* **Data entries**
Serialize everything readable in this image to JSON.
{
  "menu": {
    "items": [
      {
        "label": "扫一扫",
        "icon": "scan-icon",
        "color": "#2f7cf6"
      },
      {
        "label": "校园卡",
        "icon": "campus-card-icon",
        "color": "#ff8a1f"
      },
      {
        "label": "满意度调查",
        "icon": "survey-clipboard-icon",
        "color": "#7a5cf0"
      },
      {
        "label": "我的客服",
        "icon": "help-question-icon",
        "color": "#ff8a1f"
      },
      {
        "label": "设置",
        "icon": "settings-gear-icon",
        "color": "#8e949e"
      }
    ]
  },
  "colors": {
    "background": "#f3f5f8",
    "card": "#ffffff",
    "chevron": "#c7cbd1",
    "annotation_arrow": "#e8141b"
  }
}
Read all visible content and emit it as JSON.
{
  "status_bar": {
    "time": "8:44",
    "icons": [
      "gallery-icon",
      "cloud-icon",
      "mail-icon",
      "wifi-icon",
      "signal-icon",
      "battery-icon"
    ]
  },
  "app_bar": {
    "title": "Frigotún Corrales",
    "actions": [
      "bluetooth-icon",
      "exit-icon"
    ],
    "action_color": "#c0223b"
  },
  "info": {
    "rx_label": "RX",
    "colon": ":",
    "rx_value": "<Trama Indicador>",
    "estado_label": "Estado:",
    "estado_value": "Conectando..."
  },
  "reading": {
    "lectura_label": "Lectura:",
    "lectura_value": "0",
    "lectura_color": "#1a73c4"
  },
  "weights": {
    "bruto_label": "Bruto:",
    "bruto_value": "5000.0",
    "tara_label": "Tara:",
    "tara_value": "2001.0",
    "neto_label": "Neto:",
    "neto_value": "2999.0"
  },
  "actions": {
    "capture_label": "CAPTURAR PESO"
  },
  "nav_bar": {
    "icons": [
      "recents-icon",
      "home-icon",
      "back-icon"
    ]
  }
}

* **TASK DESCRIPTION**
Reproduce every line of the data verbatim.

* **FINAL RESULT**
Serialize everything readable in this image to JSON.
{
  "menu": {
    "items": [
      {
        "label": "扫一扫",
        "icon": "scan-icon",
        "color": "#2f7cf6"
      },
      {
        "label": "校园卡",
        "icon": "campus-card-icon",
        "color": "#ff8a1f"
      },
      {
        "label": "满意度调查",
        "icon": "survey-clipboard-icon",
        "color": "#7a5cf0"
      },
      {
        "label": "我的客服",
        "icon": "help-question-icon",
        "color": "#ff8a1f"
      },
      {
        "label": "设置",
        "icon": "settings-gear-icon",
        "color": "#8e949e"
      }
    ]
  },
  "colors": {
    "background": "#f3f5f8",
    "card": "#ffffff",
    "chevron": "#c7cbd1",
    "annotation_arrow": "#e8141b"
  }
}
Read all visible content and emit it as JSON.
{
  "status_bar": {
    "time": "8:44",
    "icons": [
      "gallery-icon",
      "cloud-icon",
      "mail-icon",
      "wifi-icon",
      "signal-icon",
      "battery-icon"
    ]
  },
  "app_bar": {
    "title": "Frigotún Corrales",
    "actions": [
      "bluetooth-icon",
      "exit-icon"
    ],
    "action_color": "#c0223b"
  },
  "info": {
    "rx_label": "RX",
    "colon": ":",
    "rx_value": "<Trama Indicador>",
    "estado_label": "Estado:",
    "estado_value": "Conectando..."
  },
  "reading": {
    "lectura_label": "Lectura:",
    "lectura_value": "0",
    "lectura_color": "#1a73c4"
  },
  "weights": {
    "bruto_label": "Bruto:",
    "bruto_value": "5000.0",
    "tara_label": "Tara:",
    "tara_value": "2001.0",
    "neto_label": "Neto:",
    "neto_value": "2999.0"
  },
  "actions": {
    "capture_label": "CAPTURAR PESO"
  },
  "nav_bar": {
    "icons": [
      "recents-icon",
      "home-icon",
      "back-icon"
    ]
  }
}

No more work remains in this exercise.